JOB:
Narrow the data below down to the lines containing "Women".

* Begin RECORD EXTRACTS *

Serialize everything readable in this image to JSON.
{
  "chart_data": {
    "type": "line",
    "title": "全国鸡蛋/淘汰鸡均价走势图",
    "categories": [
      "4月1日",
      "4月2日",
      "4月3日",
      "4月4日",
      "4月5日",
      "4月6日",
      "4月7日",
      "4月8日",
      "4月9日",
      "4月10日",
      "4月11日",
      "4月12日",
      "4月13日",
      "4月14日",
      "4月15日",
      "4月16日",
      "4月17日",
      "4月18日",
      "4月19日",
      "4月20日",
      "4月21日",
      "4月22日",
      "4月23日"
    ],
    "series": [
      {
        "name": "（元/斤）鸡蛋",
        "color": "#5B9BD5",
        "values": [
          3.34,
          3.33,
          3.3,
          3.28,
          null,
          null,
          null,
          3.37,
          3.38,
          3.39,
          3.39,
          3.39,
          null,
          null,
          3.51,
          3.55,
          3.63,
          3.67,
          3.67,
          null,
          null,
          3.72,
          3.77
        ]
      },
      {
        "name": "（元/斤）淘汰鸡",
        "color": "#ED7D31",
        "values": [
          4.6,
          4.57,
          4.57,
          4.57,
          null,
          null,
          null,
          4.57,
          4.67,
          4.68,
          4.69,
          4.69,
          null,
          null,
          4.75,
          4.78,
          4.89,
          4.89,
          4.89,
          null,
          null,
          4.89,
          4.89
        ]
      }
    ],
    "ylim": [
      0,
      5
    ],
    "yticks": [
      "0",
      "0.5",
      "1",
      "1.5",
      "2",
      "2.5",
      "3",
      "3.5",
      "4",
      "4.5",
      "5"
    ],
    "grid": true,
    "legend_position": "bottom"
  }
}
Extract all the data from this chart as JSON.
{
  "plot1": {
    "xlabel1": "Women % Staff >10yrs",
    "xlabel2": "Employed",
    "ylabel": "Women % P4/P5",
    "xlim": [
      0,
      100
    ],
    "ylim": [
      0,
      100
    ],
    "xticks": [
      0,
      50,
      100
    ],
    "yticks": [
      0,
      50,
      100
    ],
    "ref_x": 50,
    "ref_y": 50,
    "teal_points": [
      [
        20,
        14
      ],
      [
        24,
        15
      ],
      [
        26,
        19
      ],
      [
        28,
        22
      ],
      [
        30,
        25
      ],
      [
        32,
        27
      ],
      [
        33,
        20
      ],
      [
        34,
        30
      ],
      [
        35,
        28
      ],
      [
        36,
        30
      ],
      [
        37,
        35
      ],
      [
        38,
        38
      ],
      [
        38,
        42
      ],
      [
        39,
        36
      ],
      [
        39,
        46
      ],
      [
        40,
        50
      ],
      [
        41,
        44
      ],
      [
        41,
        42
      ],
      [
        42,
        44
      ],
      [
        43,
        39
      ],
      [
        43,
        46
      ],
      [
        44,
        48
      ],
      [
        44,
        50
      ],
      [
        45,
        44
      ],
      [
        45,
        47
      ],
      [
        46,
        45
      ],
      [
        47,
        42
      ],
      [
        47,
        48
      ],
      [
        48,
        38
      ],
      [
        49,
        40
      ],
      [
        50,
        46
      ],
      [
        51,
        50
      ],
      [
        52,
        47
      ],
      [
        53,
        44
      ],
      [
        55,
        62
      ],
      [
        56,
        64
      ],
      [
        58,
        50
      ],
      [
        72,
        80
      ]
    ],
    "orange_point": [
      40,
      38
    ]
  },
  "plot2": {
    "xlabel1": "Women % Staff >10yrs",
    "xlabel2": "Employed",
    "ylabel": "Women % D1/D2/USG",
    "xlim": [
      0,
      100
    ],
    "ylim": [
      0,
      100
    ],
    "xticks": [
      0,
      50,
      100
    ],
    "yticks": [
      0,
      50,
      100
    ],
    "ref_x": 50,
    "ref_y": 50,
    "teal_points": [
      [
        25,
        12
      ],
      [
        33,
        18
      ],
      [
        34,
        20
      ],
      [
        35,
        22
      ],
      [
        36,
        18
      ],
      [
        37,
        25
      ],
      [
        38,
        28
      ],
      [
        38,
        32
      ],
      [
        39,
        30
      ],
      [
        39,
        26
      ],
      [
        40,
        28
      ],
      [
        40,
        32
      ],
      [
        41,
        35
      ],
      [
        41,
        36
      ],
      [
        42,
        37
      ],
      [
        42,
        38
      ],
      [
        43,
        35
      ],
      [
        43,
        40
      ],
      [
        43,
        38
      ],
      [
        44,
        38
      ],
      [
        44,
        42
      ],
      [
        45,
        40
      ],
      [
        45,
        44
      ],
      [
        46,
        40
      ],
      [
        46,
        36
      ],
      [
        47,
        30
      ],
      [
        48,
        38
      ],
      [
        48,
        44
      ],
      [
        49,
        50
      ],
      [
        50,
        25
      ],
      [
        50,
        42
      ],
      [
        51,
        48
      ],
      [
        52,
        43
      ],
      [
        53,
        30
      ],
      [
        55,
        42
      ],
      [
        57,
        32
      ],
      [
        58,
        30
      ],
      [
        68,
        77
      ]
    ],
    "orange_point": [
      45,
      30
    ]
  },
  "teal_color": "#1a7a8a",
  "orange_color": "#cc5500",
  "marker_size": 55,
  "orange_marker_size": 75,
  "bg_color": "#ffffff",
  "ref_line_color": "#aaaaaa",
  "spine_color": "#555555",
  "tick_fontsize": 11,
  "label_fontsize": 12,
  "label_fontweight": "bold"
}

* End RECORD EXTRACTS *

EXPECTED OUTPUT:
    "xlabel1": "Women % Staff >10yrs",
    "ylabel": "Women % P4/P5",
    "xlabel1": "Women % Staff >10yrs",
    "ylabel": "Women % D1/D2/USG",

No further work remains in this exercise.